> **Exercise directions**:
Copy every line of the listing exactly.

━━━ Information provided

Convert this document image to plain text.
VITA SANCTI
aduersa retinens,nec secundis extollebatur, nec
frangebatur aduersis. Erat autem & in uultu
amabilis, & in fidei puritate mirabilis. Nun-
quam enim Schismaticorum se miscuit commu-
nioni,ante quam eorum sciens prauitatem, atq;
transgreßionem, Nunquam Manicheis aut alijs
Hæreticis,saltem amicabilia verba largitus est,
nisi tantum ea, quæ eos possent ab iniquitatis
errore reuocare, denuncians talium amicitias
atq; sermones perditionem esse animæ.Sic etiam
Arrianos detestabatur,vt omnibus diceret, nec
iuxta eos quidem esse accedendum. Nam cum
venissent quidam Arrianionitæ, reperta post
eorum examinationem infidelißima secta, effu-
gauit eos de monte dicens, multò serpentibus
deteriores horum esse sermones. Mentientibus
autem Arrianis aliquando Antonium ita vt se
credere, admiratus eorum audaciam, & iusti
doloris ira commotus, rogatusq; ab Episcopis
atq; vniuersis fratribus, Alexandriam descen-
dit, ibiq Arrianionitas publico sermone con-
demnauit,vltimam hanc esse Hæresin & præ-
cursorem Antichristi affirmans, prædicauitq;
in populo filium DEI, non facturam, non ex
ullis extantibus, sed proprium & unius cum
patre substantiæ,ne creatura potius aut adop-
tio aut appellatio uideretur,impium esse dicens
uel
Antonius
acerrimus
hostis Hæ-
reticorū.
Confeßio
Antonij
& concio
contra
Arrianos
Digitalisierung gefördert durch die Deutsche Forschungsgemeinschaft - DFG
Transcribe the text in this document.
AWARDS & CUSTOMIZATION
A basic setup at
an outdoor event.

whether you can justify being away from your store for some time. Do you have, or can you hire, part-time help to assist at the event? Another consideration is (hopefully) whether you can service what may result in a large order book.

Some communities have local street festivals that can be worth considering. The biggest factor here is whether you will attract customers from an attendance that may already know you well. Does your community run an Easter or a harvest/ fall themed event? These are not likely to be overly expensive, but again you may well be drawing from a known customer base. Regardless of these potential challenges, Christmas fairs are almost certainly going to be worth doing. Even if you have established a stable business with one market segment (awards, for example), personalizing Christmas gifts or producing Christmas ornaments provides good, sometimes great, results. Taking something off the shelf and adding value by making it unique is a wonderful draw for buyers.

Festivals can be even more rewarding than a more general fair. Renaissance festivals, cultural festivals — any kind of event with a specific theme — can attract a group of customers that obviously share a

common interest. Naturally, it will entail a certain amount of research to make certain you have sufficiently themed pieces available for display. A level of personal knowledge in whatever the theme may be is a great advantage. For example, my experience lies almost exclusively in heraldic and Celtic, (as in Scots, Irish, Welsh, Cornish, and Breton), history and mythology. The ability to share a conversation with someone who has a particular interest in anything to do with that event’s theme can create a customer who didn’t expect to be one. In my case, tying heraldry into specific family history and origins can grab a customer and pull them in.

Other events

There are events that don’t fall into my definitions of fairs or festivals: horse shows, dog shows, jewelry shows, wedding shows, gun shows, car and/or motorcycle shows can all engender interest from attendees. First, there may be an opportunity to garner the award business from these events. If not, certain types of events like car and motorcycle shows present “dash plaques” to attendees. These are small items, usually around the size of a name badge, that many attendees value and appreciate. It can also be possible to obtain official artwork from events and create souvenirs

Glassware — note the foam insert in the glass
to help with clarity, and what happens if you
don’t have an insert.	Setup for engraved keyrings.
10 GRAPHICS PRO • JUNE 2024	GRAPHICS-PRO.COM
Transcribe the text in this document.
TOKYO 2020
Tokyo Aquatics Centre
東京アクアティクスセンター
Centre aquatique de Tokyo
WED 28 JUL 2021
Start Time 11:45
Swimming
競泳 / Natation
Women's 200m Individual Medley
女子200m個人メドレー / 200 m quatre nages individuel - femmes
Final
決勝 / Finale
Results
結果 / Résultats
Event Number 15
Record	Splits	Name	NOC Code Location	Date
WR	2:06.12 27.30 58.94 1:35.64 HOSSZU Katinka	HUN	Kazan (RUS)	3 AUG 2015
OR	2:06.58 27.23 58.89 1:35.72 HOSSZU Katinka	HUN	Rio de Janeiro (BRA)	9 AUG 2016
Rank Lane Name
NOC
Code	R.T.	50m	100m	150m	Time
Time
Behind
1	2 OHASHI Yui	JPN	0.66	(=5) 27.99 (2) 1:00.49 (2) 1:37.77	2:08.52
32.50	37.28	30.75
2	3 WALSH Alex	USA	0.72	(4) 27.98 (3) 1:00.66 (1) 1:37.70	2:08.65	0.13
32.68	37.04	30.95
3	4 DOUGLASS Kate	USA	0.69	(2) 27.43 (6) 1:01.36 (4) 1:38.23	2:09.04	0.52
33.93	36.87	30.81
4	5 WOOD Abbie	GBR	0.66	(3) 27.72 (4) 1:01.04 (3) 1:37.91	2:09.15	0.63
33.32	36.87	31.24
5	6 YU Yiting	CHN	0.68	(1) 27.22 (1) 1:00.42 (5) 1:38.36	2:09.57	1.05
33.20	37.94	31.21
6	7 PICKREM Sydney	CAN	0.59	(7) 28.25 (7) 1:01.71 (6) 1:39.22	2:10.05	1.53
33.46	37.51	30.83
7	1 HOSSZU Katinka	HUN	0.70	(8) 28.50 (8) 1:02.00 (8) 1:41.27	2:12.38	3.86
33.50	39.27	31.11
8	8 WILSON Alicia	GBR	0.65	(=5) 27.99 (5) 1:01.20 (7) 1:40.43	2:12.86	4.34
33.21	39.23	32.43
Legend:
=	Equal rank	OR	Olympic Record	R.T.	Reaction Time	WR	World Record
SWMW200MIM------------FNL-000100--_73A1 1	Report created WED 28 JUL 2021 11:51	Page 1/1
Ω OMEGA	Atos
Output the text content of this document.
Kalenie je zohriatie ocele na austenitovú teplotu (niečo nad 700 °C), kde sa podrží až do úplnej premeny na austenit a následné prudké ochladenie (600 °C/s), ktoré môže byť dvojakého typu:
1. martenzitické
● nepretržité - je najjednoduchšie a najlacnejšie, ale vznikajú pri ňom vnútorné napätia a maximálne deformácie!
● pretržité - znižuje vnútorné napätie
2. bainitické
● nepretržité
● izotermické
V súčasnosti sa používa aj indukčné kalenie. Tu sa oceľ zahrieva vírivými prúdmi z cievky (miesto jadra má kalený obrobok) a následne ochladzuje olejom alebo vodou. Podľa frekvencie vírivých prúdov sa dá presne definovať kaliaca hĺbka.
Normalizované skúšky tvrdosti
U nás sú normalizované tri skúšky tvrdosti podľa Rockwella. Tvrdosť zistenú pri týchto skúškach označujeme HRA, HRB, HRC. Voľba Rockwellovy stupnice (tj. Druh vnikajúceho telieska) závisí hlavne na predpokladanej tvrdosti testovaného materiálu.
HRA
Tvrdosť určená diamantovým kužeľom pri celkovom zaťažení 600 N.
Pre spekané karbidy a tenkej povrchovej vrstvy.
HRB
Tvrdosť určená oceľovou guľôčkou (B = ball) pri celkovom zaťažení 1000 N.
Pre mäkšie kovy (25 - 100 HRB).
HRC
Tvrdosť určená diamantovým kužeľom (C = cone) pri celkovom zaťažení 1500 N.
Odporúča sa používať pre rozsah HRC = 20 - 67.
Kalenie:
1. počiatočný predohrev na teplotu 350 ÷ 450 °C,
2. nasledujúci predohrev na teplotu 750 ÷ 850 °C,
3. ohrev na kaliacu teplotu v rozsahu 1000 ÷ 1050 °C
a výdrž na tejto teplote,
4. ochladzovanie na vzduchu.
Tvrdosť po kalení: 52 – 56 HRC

━━━━━━

> **Response to this task**:
Convert this document image to plain text.
VITA SANCTI
aduersa retinens,nec secundis extollebatur, nec
frangebatur aduersis. Erat autem & in uultu
amabilis, & in fidei puritate mirabilis. Nun-
quam enim Schismaticorum se miscuit commu-
nioni,ante quam eorum sciens prauitatem, atq;
transgreßionem, Nunquam Manicheis aut alijs
Hæreticis,saltem amicabilia verba largitus est,
nisi tantum ea, quæ eos possent ab iniquitatis
errore reuocare, denuncians talium amicitias
atq; sermones perditionem esse animæ.Sic etiam
Arrianos detestabatur,vt omnibus diceret, nec
iuxta eos quidem esse accedendum. Nam cum
venissent quidam Arrianionitæ, reperta post
eorum examinationem infidelißima secta, effu-
gauit eos de monte dicens, multò serpentibus
deteriores horum esse sermones. Mentientibus
autem Arrianis aliquando Antonium ita vt se
credere, admiratus eorum audaciam, & iusti
doloris ira commotus, rogatusq; ab Episcopis
atq; vniuersis fratribus, Alexandriam descen-
dit, ibiq Arrianionitas publico sermone con-
demnauit,vltimam hanc esse Hæresin & præ-
cursorem Antichristi affirmans, prædicauitq;
in populo filium DEI, non facturam, non ex
ullis extantibus, sed proprium & unius cum
patre substantiæ,ne creatura potius aut adop-
tio aut appellatio uideretur,impium esse dicens
uel
Antonius
acerrimus
hostis Hæ-
reticorū.
Confeßio
Antonij
& concio
contra
Arrianos
Digitalisierung gefördert durch die Deutsche Forschungsgemeinschaft - DFG
Transcribe the text in this document.
AWARDS & CUSTOMIZATION
A basic setup at
an outdoor event.

whether you can justify being away from your store for some time. Do you have, or can you hire, part-time help to assist at the event? Another consideration is (hopefully) whether you can service what may result in a large order book.

Some communities have local street festivals that can be worth considering. The biggest factor here is whether you will attract customers from an attendance that may already know you well. Does your community run an Easter or a harvest/ fall themed event? These are not likely to be overly expensive, but again you may well be drawing from a known customer base. Regardless of these potential challenges, Christmas fairs are almost certainly going to be worth doing. Even if you have established a stable business with one market segment (awards, for example), personalizing Christmas gifts or producing Christmas ornaments provides good, sometimes great, results. Taking something off the shelf and adding value by making it unique is a wonderful draw for buyers.

Festivals can be even more rewarding than a more general fair. Renaissance festivals, cultural festivals — any kind of event with a specific theme — can attract a group of customers that obviously share a

common interest. Naturally, it will entail a certain amount of research to make certain you have sufficiently themed pieces available for display. A level of personal knowledge in whatever the theme may be is a great advantage. For example, my experience lies almost exclusively in heraldic and Celtic, (as in Scots, Irish, Welsh, Cornish, and Breton), history and mythology. The ability to share a conversation with someone who has a particular interest in anything to do with that event’s theme can create a customer who didn’t expect to be one. In my case, tying heraldry into specific family history and origins can grab a customer and pull them in.

Other events

There are events that don’t fall into my definitions of fairs or festivals: horse shows, dog shows, jewelry shows, wedding shows, gun shows, car and/or motorcycle shows can all engender interest from attendees. First, there may be an opportunity to garner the award business from these events. If not, certain types of events like car and motorcycle shows present “dash plaques” to attendees. These are small items, usually around the size of a name badge, that many attendees value and appreciate. It can also be possible to obtain official artwork from events and create souvenirs

Glassware — note the foam insert in the glass
to help with clarity, and what happens if you
don’t have an insert.	Setup for engraved keyrings.
10 GRAPHICS PRO • JUNE 2024	GRAPHICS-PRO.COM
Transcribe the text in this document.
TOKYO 2020
Tokyo Aquatics Centre
東京アクアティクスセンター
Centre aquatique de Tokyo
WED 28 JUL 2021
Start Time 11:45
Swimming
競泳 / Natation
Women's 200m Individual Medley
女子200m個人メドレー / 200 m quatre nages individuel - femmes
Final
決勝 / Finale
Results
結果 / Résultats
Event Number 15
Record	Splits	Name	NOC Code Location	Date
WR	2:06.12 27.30 58.94 1:35.64 HOSSZU Katinka	HUN	Kazan (RUS)	3 AUG 2015
OR	2:06.58 27.23 58.89 1:35.72 HOSSZU Katinka	HUN	Rio de Janeiro (BRA)	9 AUG 2016
Rank Lane Name
NOC
Code	R.T.	50m	100m	150m	Time
Time
Behind
1	2 OHASHI Yui	JPN	0.66	(=5) 27.99 (2) 1:00.49 (2) 1:37.77	2:08.52
32.50	37.28	30.75
2	3 WALSH Alex	USA	0.72	(4) 27.98 (3) 1:00.66 (1) 1:37.70	2:08.65	0.13
32.68	37.04	30.95
3	4 DOUGLASS Kate	USA	0.69	(2) 27.43 (6) 1:01.36 (4) 1:38.23	2:09.04	0.52
33.93	36.87	30.81
4	5 WOOD Abbie	GBR	0.66	(3) 27.72 (4) 1:01.04 (3) 1:37.91	2:09.15	0.63
33.32	36.87	31.24
5	6 YU Yiting	CHN	0.68	(1) 27.22 (1) 1:00.42 (5) 1:38.36	2:09.57	1.05
33.20	37.94	31.21
6	7 PICKREM Sydney	CAN	0.59	(7) 28.25 (7) 1:01.71 (6) 1:39.22	2:10.05	1.53
33.46	37.51	30.83
7	1 HOSSZU Katinka	HUN	0.70	(8) 28.50 (8) 1:02.00 (8) 1:41.27	2:12.38	3.86
33.50	39.27	31.11
8	8 WILSON Alicia	GBR	0.65	(=5) 27.99 (5) 1:01.20 (7) 1:40.43	2:12.86	4.34
33.21	39.23	32.43
Legend:
=	Equal rank	OR	Olympic Record	R.T.	Reaction Time	WR	World Record
SWMW200MIM------------FNL-000100--_73A1 1	Report created WED 28 JUL 2021 11:51	Page 1/1
Ω OMEGA	Atos
Output the text content of this document.
Kalenie je zohriatie ocele na austenitovú teplotu (niečo nad 700 °C), kde sa podrží až do úplnej premeny na austenit a následné prudké ochladenie (600 °C/s), ktoré môže byť dvojakého typu:
1. martenzitické
● nepretržité - je najjednoduchšie a najlacnejšie, ale vznikajú pri ňom vnútorné napätia a maximálne deformácie!
● pretržité - znižuje vnútorné napätie
2. bainitické
● nepretržité
● izotermické
V súčasnosti sa používa aj indukčné kalenie. Tu sa oceľ zahrieva vírivými prúdmi z cievky (miesto jadra má kalený obrobok) a následne ochladzuje olejom alebo vodou. Podľa frekvencie vírivých prúdov sa dá presne definovať kaliaca hĺbka.
Normalizované skúšky tvrdosti
U nás sú normalizované tri skúšky tvrdosti podľa Rockwella. Tvrdosť zistenú pri týchto skúškach označujeme HRA, HRB, HRC. Voľba Rockwellovy stupnice (tj. Druh vnikajúceho telieska) závisí hlavne na predpokladanej tvrdosti testovaného materiálu.
HRA
Tvrdosť určená diamantovým kužeľom pri celkovom zaťažení 600 N.
Pre spekané karbidy a tenkej povrchovej vrstvy.
HRB
Tvrdosť určená oceľovou guľôčkou (B = ball) pri celkovom zaťažení 1000 N.
Pre mäkšie kovy (25 - 100 HRB).
HRC
Tvrdosť určená diamantovým kužeľom (C = cone) pri celkovom zaťažení 1500 N.
Odporúča sa používať pre rozsah HRC = 20 - 67.
Kalenie:
1. počiatočný predohrev na teplotu 350 ÷ 450 °C,
2. nasledujúci predohrev na teplotu 750 ÷ 850 °C,
3. ohrev na kaliacu teplotu v rozsahu 1000 ÷ 1050 °C
a výdrž na tejto teplote,
4. ochladzovanie na vzduchu.
Tvrdosť po kalení: 52 – 56 HRC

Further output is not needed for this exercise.